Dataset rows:
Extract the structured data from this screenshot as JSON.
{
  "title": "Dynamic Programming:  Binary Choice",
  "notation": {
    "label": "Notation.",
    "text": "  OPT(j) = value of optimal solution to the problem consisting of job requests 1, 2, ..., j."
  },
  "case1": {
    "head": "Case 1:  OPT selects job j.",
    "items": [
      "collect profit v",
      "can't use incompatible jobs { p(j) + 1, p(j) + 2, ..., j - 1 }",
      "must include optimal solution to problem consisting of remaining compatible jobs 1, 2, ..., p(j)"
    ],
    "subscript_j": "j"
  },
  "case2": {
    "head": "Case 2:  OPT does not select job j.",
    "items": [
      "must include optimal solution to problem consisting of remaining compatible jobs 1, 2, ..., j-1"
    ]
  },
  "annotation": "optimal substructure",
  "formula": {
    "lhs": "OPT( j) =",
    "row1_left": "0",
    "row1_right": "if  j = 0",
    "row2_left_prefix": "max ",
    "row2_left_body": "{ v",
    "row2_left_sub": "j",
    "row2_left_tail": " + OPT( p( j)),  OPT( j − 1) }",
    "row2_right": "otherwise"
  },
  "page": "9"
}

WHAT YOU ARE ASKED TO DO:
Only the number is wanted: how many lines contain the string "include"?

SOLUTION TO THE EXERCISE:
2